▶ **WHAT YOU ARE ASKED TO DO**
Work out how many lines hold the string "this". Give that number and nothing more.

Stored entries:
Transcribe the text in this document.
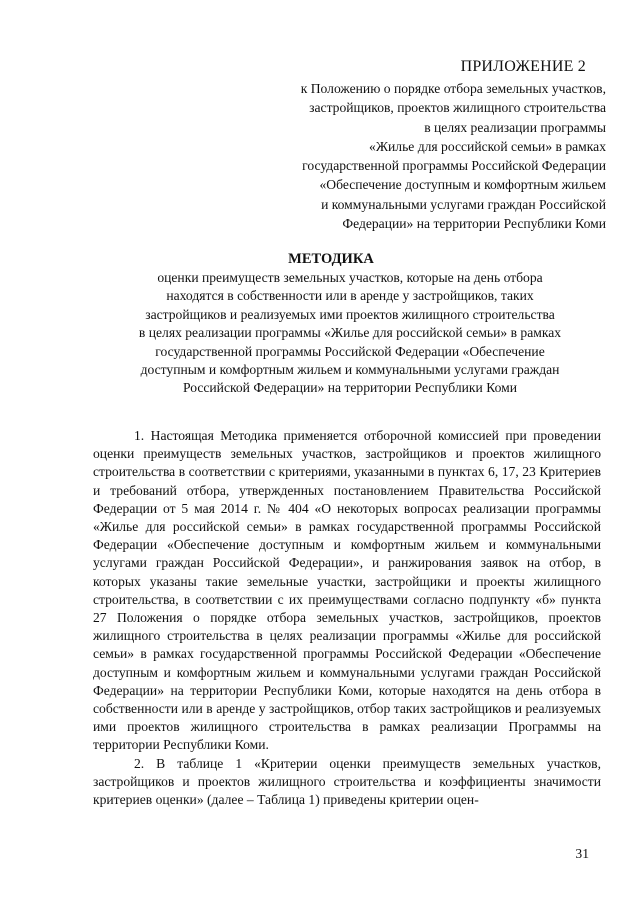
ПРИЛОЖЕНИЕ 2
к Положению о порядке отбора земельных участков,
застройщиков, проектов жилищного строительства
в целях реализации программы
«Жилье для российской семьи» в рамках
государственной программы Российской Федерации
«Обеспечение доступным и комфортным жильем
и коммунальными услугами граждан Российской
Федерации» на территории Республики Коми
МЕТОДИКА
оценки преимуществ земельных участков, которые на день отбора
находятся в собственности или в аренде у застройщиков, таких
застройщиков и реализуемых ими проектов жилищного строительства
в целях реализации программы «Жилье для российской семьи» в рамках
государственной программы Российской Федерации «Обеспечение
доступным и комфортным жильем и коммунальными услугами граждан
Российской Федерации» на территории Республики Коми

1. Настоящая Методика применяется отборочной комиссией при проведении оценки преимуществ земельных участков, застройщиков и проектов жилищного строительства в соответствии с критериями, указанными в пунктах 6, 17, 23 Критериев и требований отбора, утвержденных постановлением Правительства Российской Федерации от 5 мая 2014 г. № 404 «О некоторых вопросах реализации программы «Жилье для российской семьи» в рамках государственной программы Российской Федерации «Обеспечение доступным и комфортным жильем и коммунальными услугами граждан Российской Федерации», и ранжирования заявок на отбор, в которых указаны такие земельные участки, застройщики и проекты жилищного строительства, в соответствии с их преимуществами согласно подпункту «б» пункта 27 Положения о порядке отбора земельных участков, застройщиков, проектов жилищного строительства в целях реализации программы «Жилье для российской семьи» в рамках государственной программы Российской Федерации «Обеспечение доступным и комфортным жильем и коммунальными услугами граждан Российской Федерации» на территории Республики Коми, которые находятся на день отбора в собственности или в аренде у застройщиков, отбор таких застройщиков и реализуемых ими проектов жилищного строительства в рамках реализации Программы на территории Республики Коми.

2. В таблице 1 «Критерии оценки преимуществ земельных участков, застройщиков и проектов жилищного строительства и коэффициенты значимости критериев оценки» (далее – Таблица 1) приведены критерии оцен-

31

...

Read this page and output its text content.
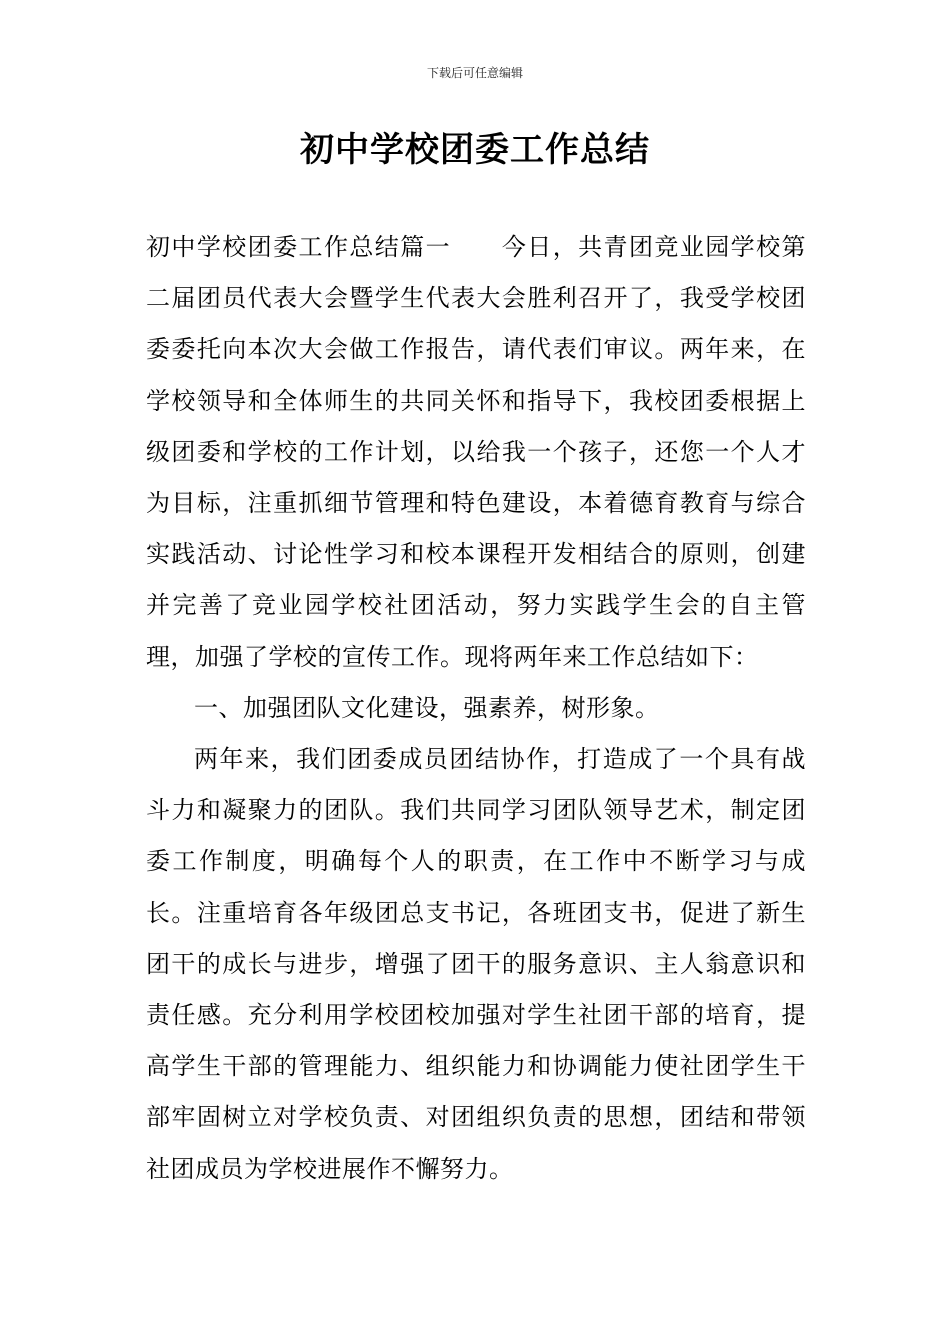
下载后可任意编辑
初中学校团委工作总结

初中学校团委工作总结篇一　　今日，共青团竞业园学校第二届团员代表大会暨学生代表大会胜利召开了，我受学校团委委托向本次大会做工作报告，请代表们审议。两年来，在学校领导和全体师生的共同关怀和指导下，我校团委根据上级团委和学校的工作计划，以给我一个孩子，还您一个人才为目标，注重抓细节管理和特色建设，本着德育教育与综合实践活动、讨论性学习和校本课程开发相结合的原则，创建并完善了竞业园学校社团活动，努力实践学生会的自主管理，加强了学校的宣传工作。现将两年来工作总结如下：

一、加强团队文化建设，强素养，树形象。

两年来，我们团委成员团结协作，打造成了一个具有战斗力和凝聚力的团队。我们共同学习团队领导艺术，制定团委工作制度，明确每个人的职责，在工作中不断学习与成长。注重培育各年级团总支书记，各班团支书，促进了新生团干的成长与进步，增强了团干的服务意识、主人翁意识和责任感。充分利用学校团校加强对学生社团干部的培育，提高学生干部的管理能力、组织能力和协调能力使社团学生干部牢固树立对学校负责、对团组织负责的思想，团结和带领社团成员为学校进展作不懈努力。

▶ **WRITTEN RESPONSE**
2